Word for word, set down the records and skip each picture.

•••

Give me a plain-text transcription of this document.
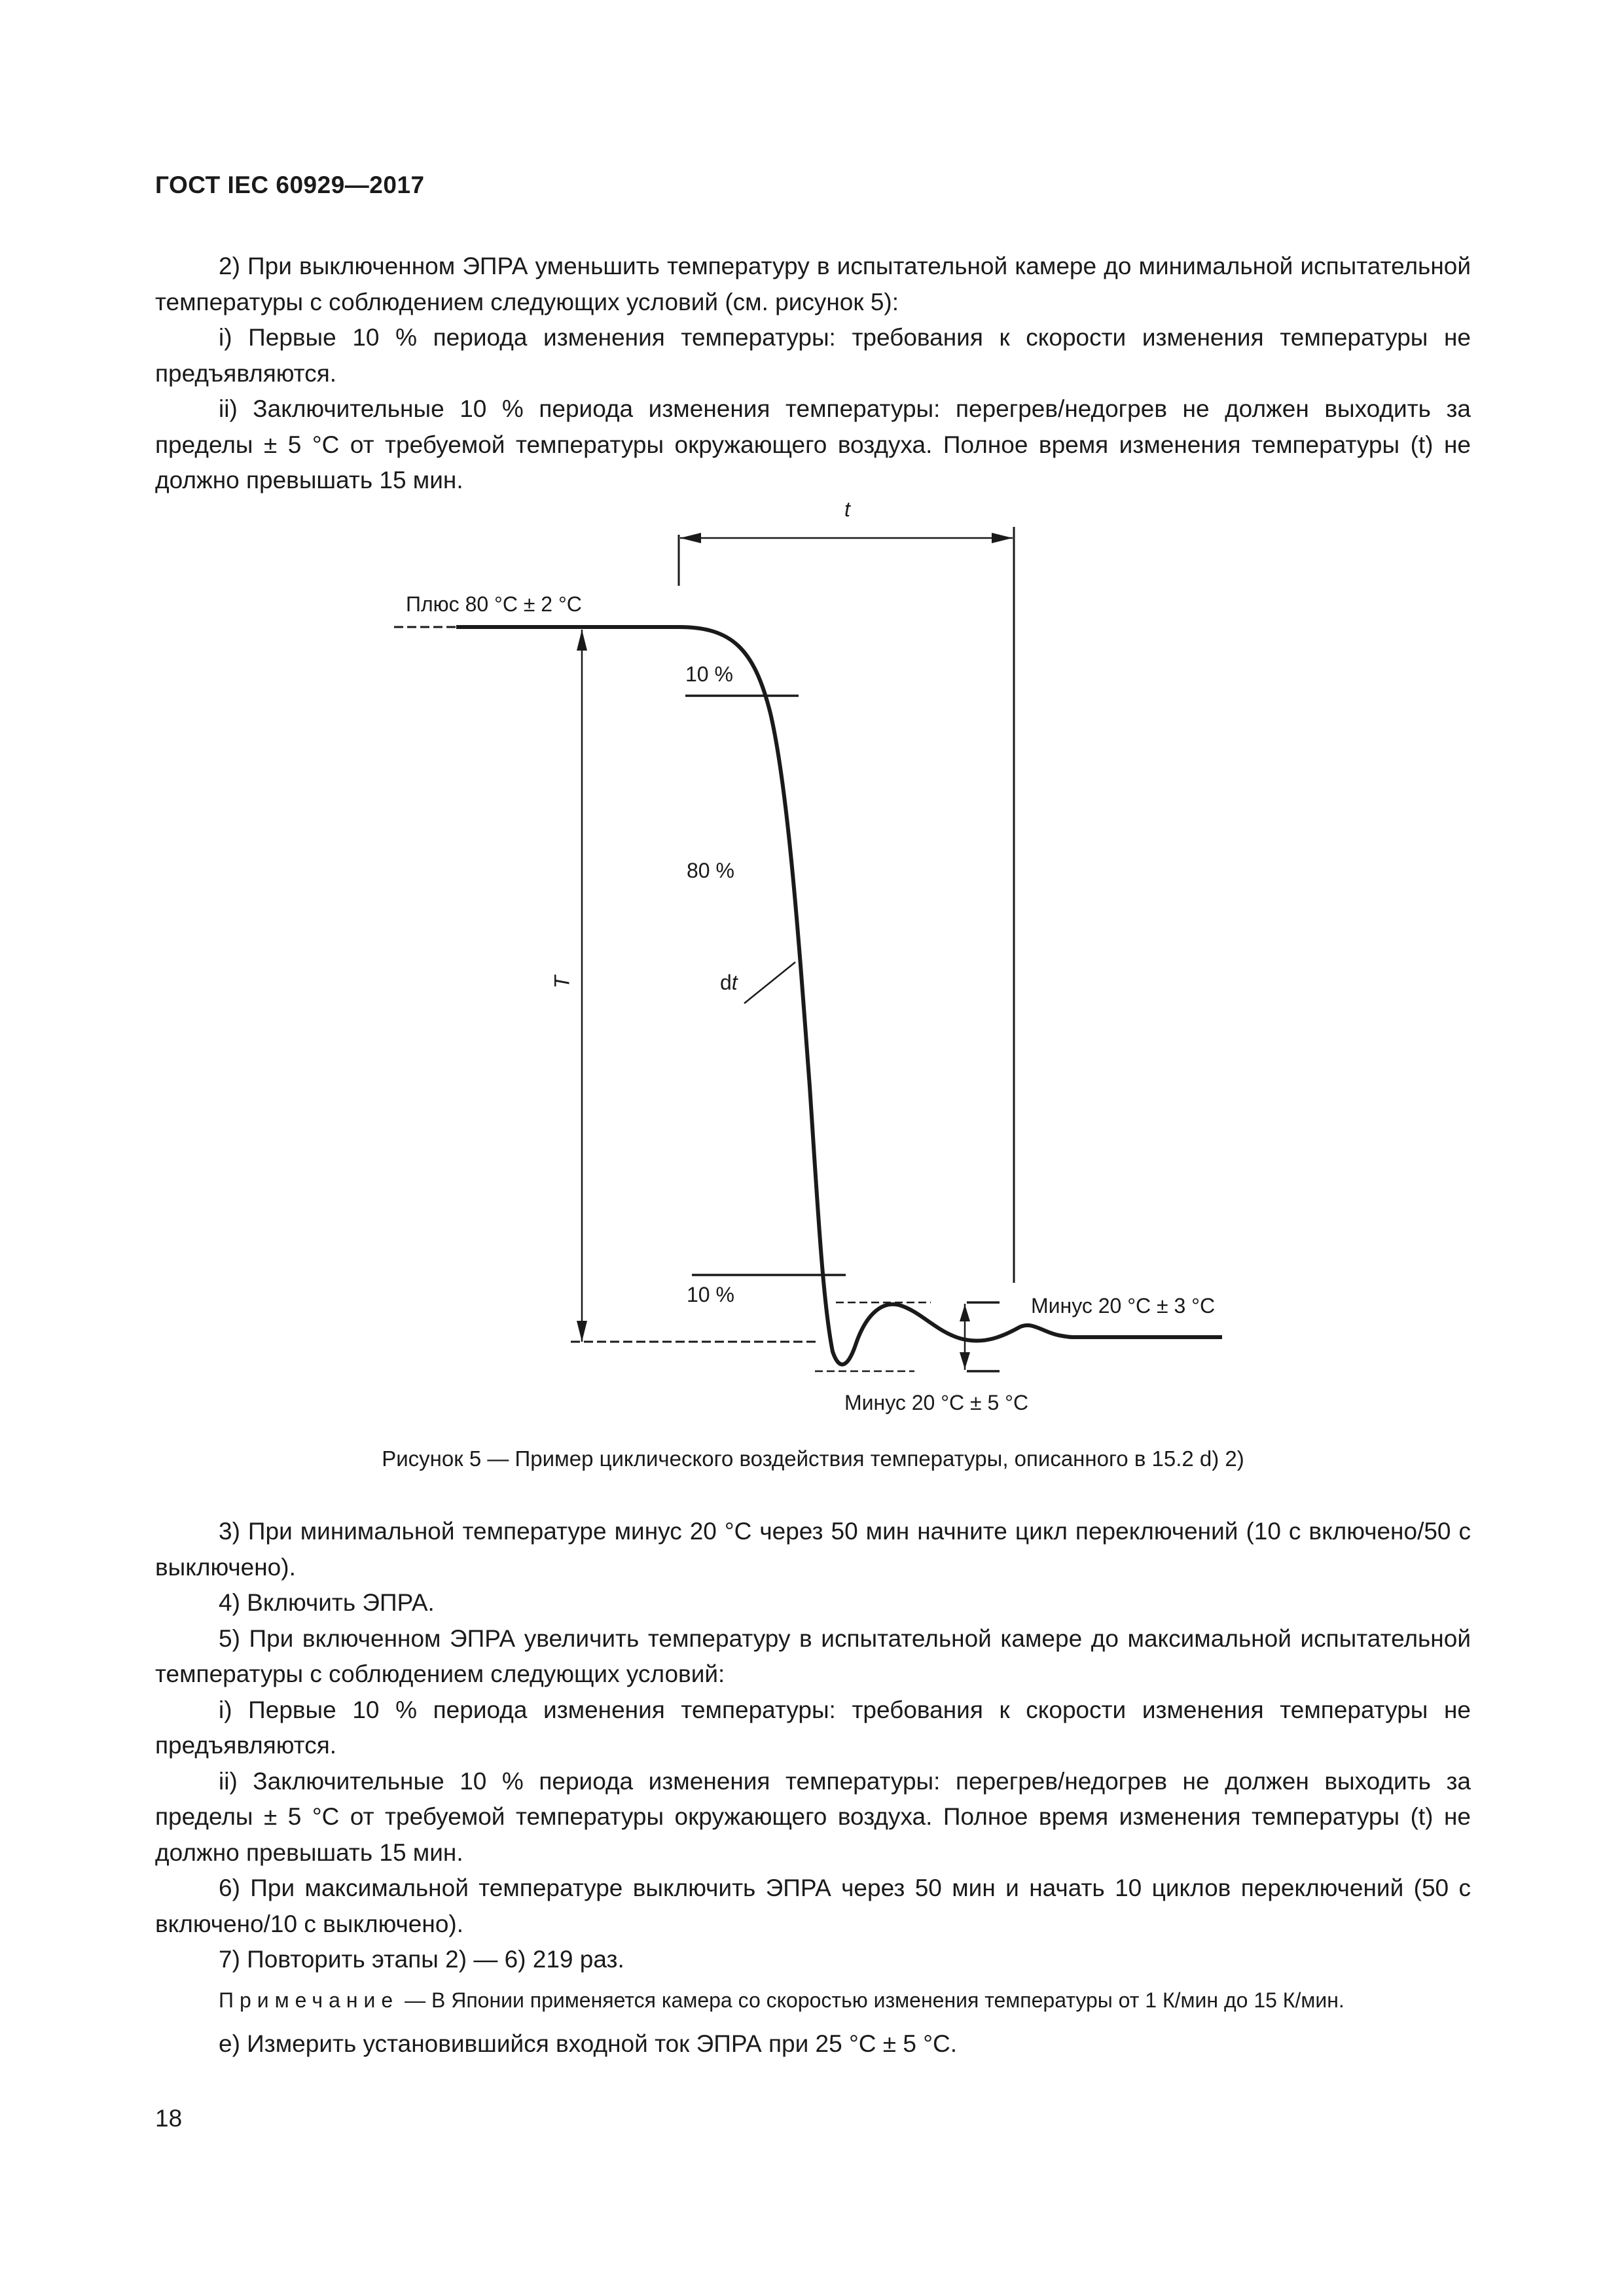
ГОСТ IEC 60929—2017

2) При выключенном ЭПРА уменьшить температуру в испытательной камере до минимальной испытательной температуры с соблюдением следующих условий (см. рисунок 5):

i) Первые 10 % периода изменения температуры: требования к скорости изменения температуры не предъявляются.

ii) Заключительные 10 % периода изменения температуры: перегрев/недогрев не должен выходить за пределы ± 5 °С от требуемой температуры окружающего воздуха. Полное время изменения температуры (t) не должно превышать 15 мин.

t
Плюс 80 °С ± 2 °С
10 %
80 %
dt
T
10 %	Минус 20 °С ± 3 °С
Минус 20 °С ± 5 °С
Рисунок 5 — Пример циклического воздействия температуры, описанного в 15.2 d) 2)

3) При минимальной температуре минус 20 °С через 50 мин начните цикл переключений (10 с включено/50 с выключено).

4) Включить ЭПРА.

5) При включенном ЭПРА увеличить температуру в испытательной камере до максимальной испытательной температуры с соблюдением следующих условий:

i) Первые 10 % периода изменения температуры: требования к скорости изменения температуры не предъявляются.

ii) Заключительные 10 % периода изменения температуры: перегрев/недогрев не должен выходить за пределы ± 5 °С от требуемой температуры окружающего воздуха. Полное время изменения температуры (t) не должно превышать 15 мин.

6) При максимальной температуре выключить ЭПРА через 50 мин и начать 10 циклов переключений (50 с включено/10 с выключено).

7) Повторить этапы 2) — 6) 219 раз.

Примечание — В Японии применяется камера со скоростью изменения температуры от 1 К/мин до 15 К/мин.

е) Измерить установившийся входной ток ЭПРА при 25 °С ± 5 °С.

18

•••

:: Exercise solution ::
Give me a plain-text transcription of this document.
ГОСТ IEC 60929—2017

2) При выключенном ЭПРА уменьшить температуру в испытательной камере до минимальной испытательной температуры с соблюдением следующих условий (см. рисунок 5):

i) Первые 10 % периода изменения температуры: требования к скорости изменения температуры не предъявляются.

ii) Заключительные 10 % периода изменения температуры: перегрев/недогрев не должен выходить за пределы ± 5 °С от требуемой температуры окружающего воздуха. Полное время изменения температуры (t) не должно превышать 15 мин.

t
Плюс 80 °С ± 2 °С
10 %
80 %
dt
T
10 %	Минус 20 °С ± 3 °С
Минус 20 °С ± 5 °С
Рисунок 5 — Пример циклического воздействия температуры, описанного в 15.2 d) 2)

3) При минимальной температуре минус 20 °С через 50 мин начните цикл переключений (10 с включено/50 с выключено).

4) Включить ЭПРА.

5) При включенном ЭПРА увеличить температуру в испытательной камере до максимальной испытательной температуры с соблюдением следующих условий:

i) Первые 10 % периода изменения температуры: требования к скорости изменения температуры не предъявляются.

ii) Заключительные 10 % периода изменения температуры: перегрев/недогрев не должен выходить за пределы ± 5 °С от требуемой температуры окружающего воздуха. Полное время изменения температуры (t) не должно превышать 15 мин.

6) При максимальной температуре выключить ЭПРА через 50 мин и начать 10 циклов переключений (50 с включено/10 с выключено).

7) Повторить этапы 2) — 6) 219 раз.

Примечание — В Японии применяется камера со скоростью изменения температуры от 1 К/мин до 15 К/мин.

е) Измерить установившийся входной ток ЭПРА при 25 °С ± 5 °С.

18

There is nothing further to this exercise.